**Exercise:** In the records below, work out how many lines hold the word "anchor". Report the number alone.

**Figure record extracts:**
______________________________

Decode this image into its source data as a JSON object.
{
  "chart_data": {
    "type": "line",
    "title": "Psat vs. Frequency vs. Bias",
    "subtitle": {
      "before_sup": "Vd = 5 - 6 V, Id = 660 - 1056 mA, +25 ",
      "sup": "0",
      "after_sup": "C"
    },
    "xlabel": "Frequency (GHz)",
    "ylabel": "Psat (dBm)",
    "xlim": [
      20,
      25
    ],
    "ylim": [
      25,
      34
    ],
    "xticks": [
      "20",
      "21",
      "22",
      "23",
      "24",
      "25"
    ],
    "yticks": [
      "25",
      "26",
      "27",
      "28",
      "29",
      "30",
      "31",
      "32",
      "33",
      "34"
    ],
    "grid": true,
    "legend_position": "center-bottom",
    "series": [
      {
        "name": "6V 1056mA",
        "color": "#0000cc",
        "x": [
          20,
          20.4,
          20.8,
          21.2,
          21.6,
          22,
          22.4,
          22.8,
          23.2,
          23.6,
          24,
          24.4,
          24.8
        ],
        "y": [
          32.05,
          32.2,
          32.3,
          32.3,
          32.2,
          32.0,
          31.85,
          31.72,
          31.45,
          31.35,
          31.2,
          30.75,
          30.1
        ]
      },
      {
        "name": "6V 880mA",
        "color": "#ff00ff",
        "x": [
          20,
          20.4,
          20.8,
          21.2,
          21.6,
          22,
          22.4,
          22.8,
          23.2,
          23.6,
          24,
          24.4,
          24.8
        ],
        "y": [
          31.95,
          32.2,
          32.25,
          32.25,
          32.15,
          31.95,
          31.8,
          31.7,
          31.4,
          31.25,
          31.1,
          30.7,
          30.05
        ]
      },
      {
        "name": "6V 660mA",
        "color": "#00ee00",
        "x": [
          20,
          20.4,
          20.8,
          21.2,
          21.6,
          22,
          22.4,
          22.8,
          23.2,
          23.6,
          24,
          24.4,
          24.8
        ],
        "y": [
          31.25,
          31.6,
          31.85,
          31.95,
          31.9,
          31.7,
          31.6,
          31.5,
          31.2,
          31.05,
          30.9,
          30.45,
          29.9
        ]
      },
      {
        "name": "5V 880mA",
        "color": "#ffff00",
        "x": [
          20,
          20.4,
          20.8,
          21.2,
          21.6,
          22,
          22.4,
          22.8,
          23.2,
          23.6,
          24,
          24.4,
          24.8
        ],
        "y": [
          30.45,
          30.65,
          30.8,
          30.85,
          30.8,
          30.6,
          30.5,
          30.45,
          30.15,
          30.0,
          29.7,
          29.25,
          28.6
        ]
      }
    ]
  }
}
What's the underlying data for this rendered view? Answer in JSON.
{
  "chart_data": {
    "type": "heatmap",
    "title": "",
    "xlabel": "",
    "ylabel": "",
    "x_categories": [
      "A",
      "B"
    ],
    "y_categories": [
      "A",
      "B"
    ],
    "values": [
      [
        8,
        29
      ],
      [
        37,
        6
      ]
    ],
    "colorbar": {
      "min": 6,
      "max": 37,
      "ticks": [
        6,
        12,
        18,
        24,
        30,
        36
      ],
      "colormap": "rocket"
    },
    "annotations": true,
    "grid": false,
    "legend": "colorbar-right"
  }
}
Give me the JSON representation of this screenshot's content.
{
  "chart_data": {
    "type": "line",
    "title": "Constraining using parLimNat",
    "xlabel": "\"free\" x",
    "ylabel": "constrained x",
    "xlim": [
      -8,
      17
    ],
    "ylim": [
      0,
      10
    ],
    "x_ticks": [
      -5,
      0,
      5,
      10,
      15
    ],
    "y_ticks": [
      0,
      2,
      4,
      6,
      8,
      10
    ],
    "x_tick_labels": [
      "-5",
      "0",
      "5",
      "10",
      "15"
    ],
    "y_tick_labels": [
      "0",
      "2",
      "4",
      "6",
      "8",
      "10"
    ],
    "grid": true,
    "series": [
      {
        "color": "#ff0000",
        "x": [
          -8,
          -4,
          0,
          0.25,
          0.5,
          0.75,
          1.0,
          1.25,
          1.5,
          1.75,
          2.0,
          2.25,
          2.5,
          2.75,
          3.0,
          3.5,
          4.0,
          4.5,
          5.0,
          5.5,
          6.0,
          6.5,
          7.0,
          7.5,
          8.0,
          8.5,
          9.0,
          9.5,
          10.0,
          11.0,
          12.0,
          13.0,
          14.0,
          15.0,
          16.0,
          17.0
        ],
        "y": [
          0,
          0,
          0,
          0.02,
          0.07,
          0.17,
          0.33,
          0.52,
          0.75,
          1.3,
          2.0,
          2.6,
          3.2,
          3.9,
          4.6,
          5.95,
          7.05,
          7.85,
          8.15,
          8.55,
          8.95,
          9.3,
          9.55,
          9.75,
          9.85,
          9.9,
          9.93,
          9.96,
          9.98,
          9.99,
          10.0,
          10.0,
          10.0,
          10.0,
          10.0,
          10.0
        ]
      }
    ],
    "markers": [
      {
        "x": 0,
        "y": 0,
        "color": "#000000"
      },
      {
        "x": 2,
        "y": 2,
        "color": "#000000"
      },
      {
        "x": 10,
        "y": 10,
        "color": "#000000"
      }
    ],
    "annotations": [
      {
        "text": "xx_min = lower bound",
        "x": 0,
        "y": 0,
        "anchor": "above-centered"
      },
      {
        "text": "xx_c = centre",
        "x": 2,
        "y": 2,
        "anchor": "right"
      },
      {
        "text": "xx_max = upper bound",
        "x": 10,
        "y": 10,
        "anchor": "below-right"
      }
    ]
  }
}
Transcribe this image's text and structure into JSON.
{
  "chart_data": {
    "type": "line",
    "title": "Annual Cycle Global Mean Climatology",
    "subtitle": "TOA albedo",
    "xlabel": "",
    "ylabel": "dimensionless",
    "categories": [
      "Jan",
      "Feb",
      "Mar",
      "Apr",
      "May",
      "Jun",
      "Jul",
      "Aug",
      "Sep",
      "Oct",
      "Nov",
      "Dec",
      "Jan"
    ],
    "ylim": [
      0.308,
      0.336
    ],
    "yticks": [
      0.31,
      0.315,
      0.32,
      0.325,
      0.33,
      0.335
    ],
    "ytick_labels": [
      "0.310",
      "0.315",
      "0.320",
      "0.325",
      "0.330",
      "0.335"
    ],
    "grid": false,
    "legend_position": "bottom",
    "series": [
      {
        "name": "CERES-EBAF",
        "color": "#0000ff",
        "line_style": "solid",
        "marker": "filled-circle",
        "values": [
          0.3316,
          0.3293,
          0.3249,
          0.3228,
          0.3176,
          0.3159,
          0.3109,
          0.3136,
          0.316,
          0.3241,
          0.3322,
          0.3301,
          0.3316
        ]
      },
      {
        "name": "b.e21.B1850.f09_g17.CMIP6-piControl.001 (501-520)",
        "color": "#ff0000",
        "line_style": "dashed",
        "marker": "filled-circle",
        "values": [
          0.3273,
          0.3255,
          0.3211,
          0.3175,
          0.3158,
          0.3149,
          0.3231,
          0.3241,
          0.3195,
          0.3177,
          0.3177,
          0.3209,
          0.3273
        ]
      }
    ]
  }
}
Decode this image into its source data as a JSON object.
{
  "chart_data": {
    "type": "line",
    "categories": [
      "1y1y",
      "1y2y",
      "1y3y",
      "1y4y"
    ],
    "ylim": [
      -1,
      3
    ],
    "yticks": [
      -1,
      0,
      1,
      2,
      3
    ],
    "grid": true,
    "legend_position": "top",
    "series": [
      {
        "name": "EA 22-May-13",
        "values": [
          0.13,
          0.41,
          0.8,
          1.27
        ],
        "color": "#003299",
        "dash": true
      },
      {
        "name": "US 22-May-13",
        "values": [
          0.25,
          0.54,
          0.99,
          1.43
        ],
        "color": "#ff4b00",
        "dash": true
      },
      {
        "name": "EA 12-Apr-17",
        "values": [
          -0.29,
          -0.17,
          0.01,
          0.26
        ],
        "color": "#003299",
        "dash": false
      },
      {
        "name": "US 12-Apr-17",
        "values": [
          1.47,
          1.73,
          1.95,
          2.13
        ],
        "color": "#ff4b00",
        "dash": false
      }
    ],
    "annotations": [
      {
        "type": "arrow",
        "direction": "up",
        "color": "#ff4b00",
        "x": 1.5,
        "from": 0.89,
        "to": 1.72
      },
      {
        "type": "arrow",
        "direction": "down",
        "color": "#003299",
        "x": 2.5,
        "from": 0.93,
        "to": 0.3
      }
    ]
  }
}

______________________________

**Result of the exercise:** 3